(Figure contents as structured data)

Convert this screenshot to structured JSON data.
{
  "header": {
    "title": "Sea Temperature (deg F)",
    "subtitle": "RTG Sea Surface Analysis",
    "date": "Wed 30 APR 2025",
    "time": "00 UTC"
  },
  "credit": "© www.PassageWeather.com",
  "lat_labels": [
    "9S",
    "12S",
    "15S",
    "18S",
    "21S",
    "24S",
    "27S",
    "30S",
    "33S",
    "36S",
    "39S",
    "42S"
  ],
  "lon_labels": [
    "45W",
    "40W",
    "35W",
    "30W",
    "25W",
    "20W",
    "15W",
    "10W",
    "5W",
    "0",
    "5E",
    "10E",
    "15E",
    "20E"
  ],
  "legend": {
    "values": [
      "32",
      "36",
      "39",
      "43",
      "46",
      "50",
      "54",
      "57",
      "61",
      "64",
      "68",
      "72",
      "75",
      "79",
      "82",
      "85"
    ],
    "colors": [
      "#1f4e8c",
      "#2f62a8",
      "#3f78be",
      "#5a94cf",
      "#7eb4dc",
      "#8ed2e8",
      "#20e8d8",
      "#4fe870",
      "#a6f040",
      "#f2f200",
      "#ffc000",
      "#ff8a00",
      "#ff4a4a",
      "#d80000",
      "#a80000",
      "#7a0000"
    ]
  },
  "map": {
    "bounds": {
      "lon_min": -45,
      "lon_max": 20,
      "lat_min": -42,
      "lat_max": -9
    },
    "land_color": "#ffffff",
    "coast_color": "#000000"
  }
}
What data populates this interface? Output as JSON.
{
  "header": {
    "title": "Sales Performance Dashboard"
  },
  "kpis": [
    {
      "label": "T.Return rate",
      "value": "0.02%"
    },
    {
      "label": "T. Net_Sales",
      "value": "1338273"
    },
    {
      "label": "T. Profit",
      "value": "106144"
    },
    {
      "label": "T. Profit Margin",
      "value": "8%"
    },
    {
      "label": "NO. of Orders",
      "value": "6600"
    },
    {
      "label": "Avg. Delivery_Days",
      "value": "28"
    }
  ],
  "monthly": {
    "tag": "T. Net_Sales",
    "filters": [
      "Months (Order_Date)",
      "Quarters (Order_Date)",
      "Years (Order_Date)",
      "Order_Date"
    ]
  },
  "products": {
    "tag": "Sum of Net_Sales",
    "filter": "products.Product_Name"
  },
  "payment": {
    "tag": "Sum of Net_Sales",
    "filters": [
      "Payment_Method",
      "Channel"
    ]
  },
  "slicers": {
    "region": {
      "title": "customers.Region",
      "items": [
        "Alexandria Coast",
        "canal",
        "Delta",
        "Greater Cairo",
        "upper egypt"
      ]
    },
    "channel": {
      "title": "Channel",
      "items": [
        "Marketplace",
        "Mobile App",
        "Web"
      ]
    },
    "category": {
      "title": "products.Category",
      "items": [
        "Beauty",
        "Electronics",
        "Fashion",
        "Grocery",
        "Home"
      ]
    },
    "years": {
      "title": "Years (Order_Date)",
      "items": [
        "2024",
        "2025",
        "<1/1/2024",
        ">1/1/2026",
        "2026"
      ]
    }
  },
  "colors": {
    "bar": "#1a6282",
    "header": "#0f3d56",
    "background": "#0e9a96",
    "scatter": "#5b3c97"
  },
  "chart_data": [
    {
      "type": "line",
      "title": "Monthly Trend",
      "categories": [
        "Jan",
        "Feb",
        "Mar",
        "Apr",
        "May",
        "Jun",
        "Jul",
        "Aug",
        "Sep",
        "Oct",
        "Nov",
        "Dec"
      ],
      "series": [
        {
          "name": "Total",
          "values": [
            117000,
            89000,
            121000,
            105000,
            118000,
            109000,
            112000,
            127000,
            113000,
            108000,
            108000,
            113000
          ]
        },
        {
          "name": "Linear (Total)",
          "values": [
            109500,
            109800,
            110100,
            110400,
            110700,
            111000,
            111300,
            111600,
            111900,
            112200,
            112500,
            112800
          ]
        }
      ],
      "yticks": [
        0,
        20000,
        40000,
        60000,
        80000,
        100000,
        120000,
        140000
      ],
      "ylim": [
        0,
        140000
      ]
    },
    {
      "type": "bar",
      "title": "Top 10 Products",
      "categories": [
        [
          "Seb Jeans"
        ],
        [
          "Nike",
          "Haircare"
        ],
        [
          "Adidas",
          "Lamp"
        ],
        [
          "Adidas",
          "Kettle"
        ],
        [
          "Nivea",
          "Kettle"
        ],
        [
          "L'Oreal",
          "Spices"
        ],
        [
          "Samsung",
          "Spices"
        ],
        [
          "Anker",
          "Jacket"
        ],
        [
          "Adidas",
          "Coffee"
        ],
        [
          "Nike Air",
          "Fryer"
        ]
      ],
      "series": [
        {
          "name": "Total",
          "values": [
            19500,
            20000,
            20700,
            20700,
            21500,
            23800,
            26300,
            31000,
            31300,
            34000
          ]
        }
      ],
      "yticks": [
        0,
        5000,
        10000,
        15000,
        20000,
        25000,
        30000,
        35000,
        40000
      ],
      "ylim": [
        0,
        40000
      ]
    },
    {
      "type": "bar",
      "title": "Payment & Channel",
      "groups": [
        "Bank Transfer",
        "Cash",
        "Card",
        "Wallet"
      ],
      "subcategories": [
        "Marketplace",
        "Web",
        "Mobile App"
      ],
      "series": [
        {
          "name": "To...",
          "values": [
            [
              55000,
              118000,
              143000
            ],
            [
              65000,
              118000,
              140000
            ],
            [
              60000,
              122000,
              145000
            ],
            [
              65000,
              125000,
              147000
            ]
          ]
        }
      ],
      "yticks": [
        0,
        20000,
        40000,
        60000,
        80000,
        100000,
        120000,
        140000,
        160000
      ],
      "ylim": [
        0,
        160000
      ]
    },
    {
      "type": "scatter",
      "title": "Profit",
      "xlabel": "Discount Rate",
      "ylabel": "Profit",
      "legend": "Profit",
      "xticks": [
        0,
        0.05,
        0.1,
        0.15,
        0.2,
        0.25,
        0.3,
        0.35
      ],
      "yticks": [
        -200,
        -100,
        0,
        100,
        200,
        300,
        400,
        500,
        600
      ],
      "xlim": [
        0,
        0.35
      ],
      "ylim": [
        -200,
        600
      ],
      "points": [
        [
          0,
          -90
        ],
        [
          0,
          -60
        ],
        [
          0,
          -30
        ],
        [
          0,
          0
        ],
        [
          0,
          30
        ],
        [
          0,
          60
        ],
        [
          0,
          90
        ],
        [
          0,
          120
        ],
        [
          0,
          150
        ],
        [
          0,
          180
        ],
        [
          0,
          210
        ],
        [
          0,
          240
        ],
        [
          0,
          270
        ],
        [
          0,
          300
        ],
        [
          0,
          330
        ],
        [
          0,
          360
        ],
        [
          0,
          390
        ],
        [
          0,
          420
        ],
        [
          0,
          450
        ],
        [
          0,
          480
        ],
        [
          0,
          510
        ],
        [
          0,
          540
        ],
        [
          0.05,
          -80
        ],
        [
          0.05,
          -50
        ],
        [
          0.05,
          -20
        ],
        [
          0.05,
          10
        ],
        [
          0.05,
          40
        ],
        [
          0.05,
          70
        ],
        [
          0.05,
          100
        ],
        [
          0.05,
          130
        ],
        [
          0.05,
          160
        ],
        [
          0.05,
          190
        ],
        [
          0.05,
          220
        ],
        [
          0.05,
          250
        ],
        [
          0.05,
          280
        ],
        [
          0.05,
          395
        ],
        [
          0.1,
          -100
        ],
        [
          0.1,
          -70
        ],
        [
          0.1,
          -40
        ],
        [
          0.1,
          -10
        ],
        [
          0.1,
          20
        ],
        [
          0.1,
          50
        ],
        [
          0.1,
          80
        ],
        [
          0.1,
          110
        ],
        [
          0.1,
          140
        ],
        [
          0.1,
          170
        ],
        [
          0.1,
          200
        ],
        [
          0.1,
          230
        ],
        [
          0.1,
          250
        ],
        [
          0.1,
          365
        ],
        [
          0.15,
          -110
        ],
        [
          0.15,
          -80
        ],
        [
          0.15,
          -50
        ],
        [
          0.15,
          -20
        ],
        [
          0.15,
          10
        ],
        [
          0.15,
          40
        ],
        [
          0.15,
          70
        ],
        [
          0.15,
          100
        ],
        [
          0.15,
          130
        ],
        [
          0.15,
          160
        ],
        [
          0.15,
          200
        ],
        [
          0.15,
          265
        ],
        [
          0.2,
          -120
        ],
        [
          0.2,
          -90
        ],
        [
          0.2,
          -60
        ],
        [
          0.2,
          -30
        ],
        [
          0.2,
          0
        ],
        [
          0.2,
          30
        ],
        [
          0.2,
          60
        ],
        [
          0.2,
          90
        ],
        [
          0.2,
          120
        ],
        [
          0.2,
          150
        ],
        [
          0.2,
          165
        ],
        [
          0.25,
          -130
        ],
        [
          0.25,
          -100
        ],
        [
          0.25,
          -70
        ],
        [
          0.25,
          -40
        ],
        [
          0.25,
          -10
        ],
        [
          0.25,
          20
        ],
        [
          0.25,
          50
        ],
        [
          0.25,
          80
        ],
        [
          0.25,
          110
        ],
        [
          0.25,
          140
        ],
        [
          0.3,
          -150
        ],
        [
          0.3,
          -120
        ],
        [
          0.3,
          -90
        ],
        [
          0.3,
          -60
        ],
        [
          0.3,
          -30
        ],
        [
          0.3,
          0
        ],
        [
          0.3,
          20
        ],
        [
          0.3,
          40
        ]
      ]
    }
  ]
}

## Short problem
List all lines where "type" occurs.

## Finished task
      "type": "line",
      "type": "bar",
      "type": "bar",
      "type": "scatter",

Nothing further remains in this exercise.